▸ **Material for this exercise**

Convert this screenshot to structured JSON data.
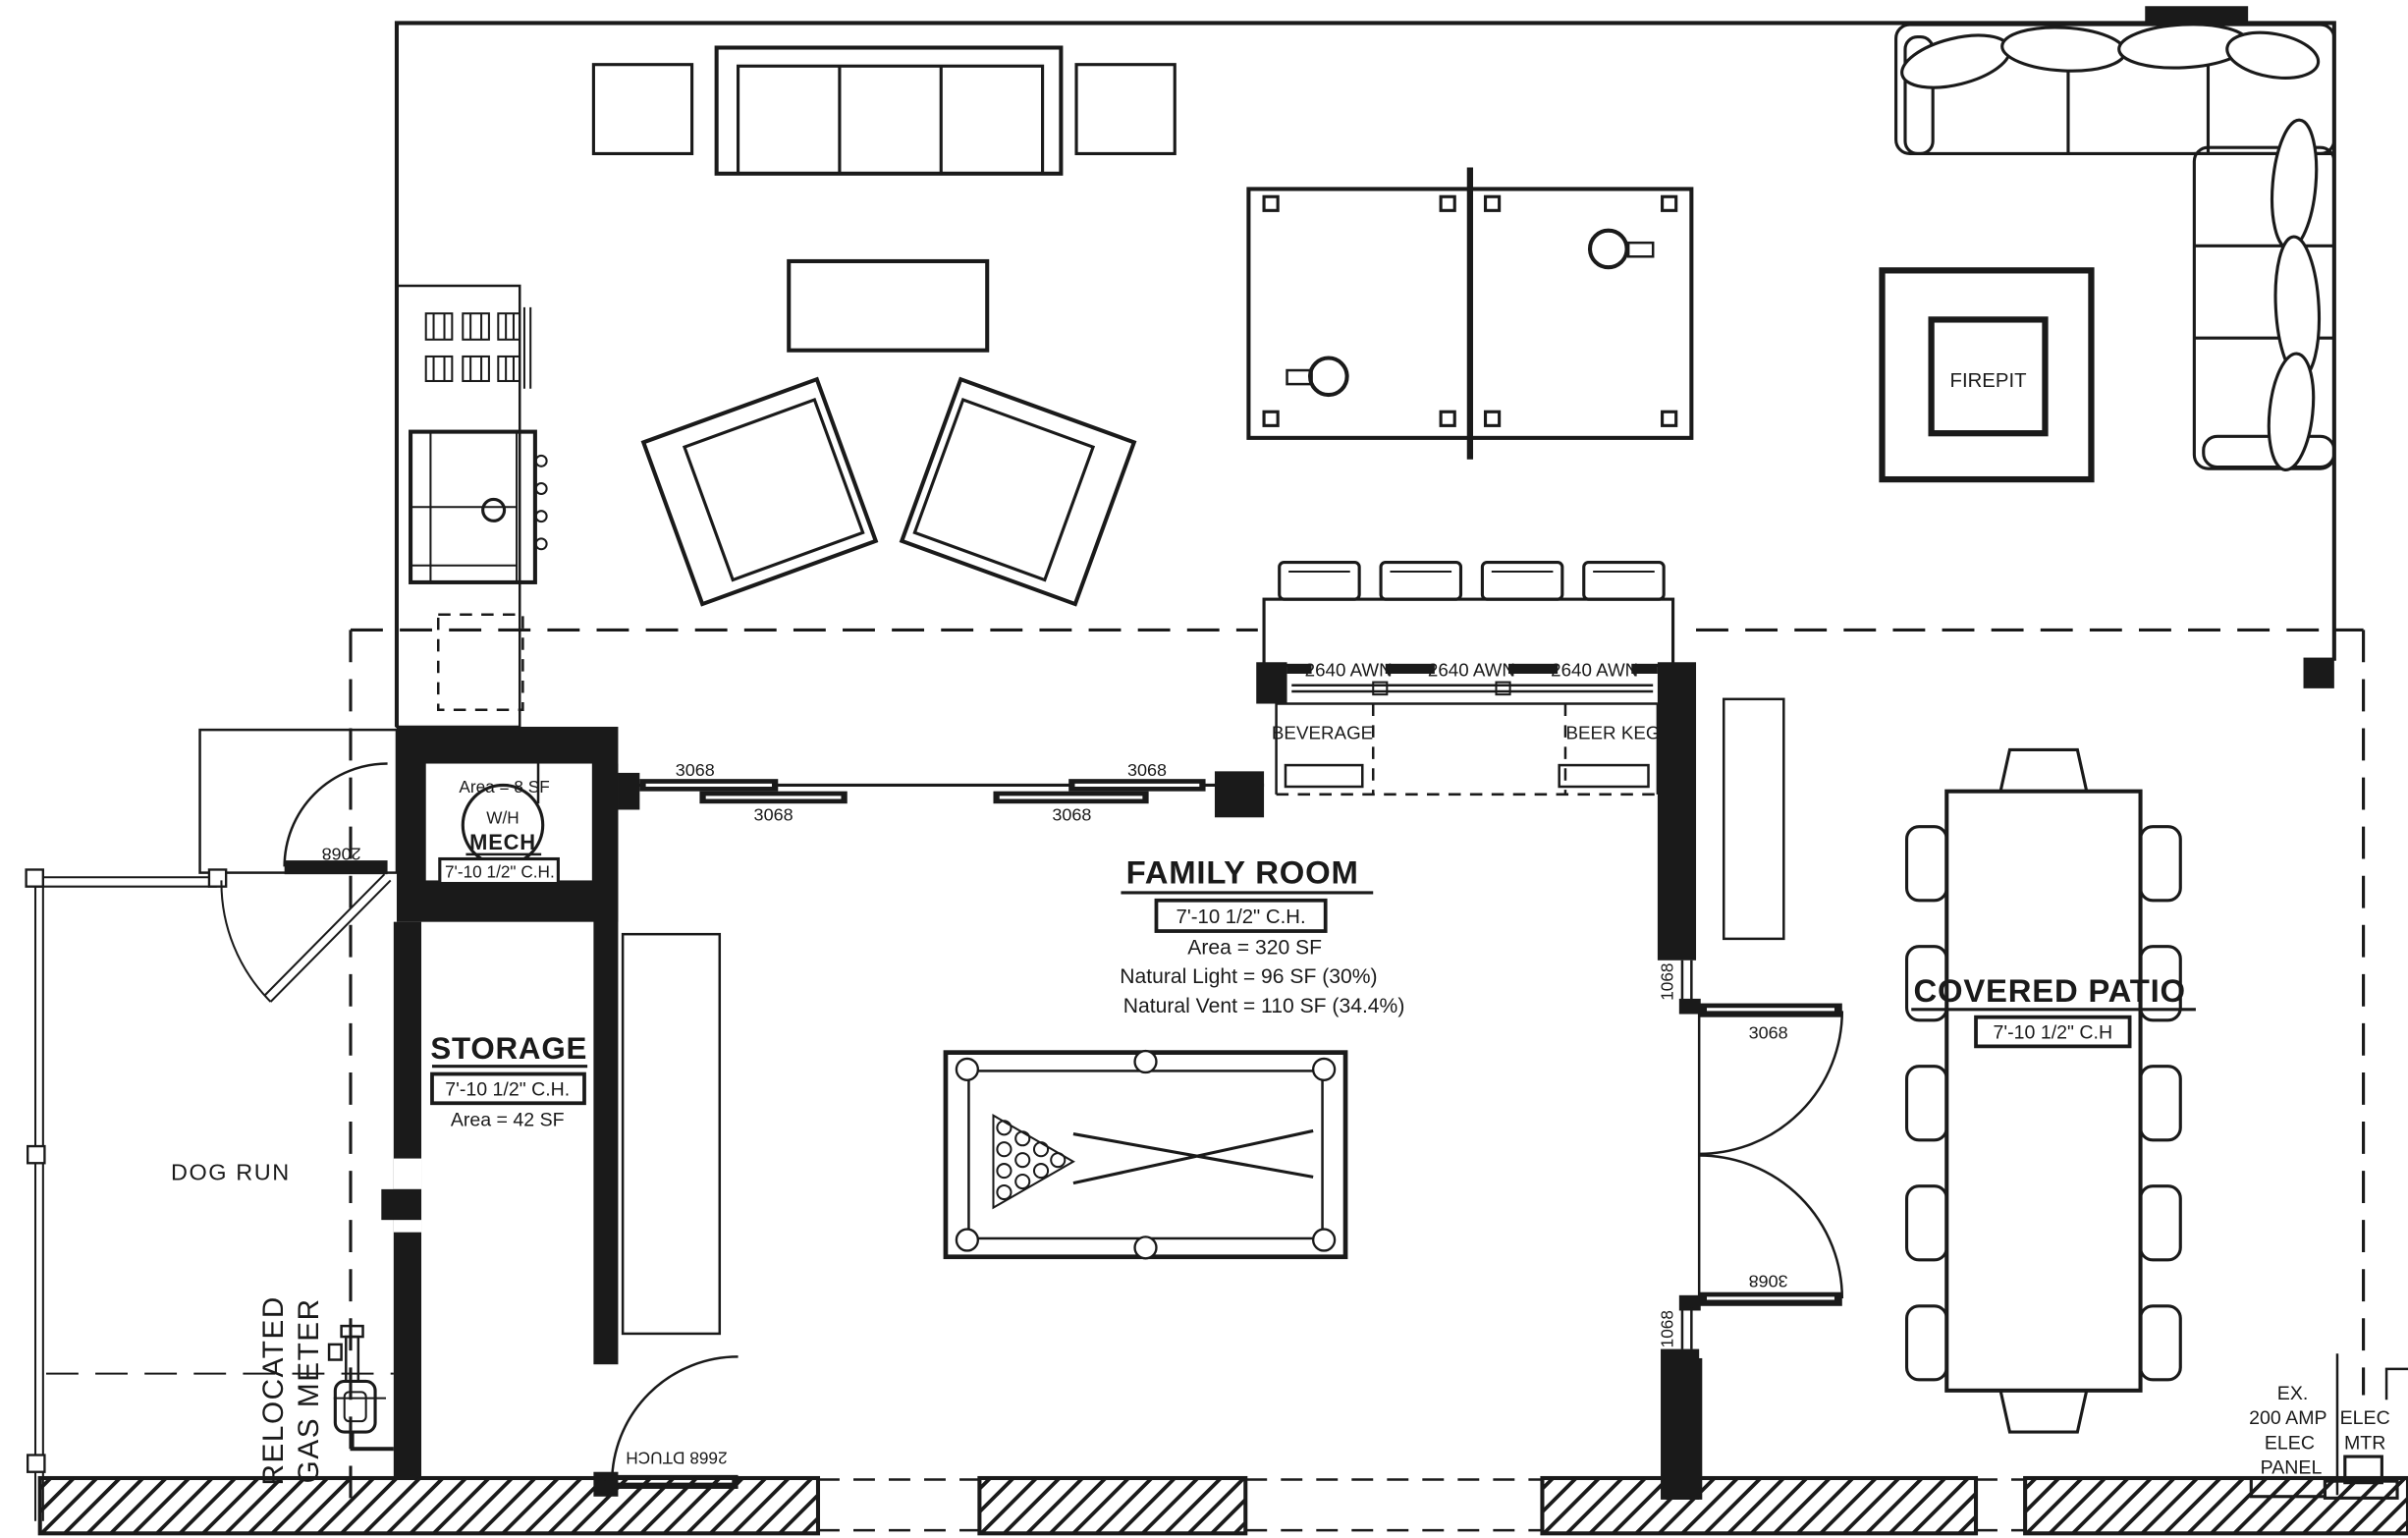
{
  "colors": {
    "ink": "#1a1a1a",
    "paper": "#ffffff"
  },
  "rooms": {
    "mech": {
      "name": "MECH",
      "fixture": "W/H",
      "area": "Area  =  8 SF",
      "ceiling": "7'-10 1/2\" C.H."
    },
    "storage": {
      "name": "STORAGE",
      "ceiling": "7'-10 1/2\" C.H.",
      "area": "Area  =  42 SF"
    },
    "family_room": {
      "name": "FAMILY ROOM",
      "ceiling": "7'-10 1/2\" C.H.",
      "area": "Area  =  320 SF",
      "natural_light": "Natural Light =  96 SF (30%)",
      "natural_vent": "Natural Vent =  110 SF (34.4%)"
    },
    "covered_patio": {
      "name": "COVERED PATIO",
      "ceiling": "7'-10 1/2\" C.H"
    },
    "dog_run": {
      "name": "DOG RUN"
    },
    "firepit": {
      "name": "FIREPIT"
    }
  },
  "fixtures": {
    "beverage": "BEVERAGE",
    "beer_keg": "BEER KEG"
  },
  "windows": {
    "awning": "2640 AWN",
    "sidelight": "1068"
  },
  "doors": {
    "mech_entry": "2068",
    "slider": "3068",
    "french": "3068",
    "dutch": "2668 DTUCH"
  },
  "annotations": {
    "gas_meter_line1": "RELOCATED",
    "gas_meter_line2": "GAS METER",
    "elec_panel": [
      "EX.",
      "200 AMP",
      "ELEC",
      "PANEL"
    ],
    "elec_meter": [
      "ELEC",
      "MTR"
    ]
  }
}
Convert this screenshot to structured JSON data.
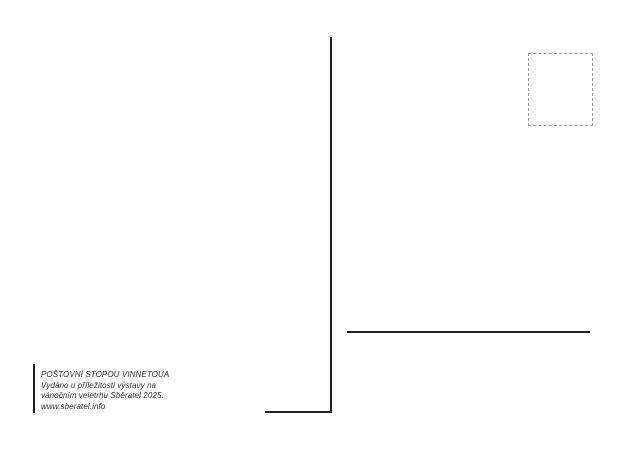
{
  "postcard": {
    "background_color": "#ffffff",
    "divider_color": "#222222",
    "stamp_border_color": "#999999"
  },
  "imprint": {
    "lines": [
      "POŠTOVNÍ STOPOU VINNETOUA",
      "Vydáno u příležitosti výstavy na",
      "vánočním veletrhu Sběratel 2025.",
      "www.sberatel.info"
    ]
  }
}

▸ **Direction**
Reproduce the material in its entirety and word for word, without the pictures.

▸ **Task result**
Convert this screenshot to structured JSON data.
{
  "colors": {
    "ink": "#1a1a1a",
    "paper": "#ffffff"
  },
  "rooms": {
    "mech": {
      "name": "MECH",
      "fixture": "W/H",
      "area": "Area  =  8 SF",
      "ceiling": "7'-10 1/2\" C.H."
    },
    "storage": {
      "name": "STORAGE",
      "ceiling": "7'-10 1/2\" C.H.",
      "area": "Area  =  42 SF"
    },
    "family_room": {
      "name": "FAMILY ROOM",
      "ceiling": "7'-10 1/2\" C.H.",
      "area": "Area  =  320 SF",
      "natural_light": "Natural Light =  96 SF (30%)",
      "natural_vent": "Natural Vent =  110 SF (34.4%)"
    },
    "covered_patio": {
      "name": "COVERED PATIO",
      "ceiling": "7'-10 1/2\" C.H"
    },
    "dog_run": {
      "name": "DOG RUN"
    },
    "firepit": {
      "name": "FIREPIT"
    }
  },
  "fixtures": {
    "beverage": "BEVERAGE",
    "beer_keg": "BEER KEG"
  },
  "windows": {
    "awning": "2640 AWN",
    "sidelight": "1068"
  },
  "doors": {
    "mech_entry": "2068",
    "slider": "3068",
    "french": "3068",
    "dutch": "2668 DTUCH"
  },
  "annotations": {
    "gas_meter_line1": "RELOCATED",
    "gas_meter_line2": "GAS METER",
    "elec_panel": [
      "EX.",
      "200 AMP",
      "ELEC",
      "PANEL"
    ],
    "elec_meter": [
      "ELEC",
      "MTR"
    ]
  }
}
Convert this screenshot to structured JSON data.
{
  "postcard": {
    "background_color": "#ffffff",
    "divider_color": "#222222",
    "stamp_border_color": "#999999"
  },
  "imprint": {
    "lines": [
      "POŠTOVNÍ STOPOU VINNETOUA",
      "Vydáno u příležitosti výstavy na",
      "vánočním veletrhu Sběratel 2025.",
      "www.sberatel.info"
    ]
  }
}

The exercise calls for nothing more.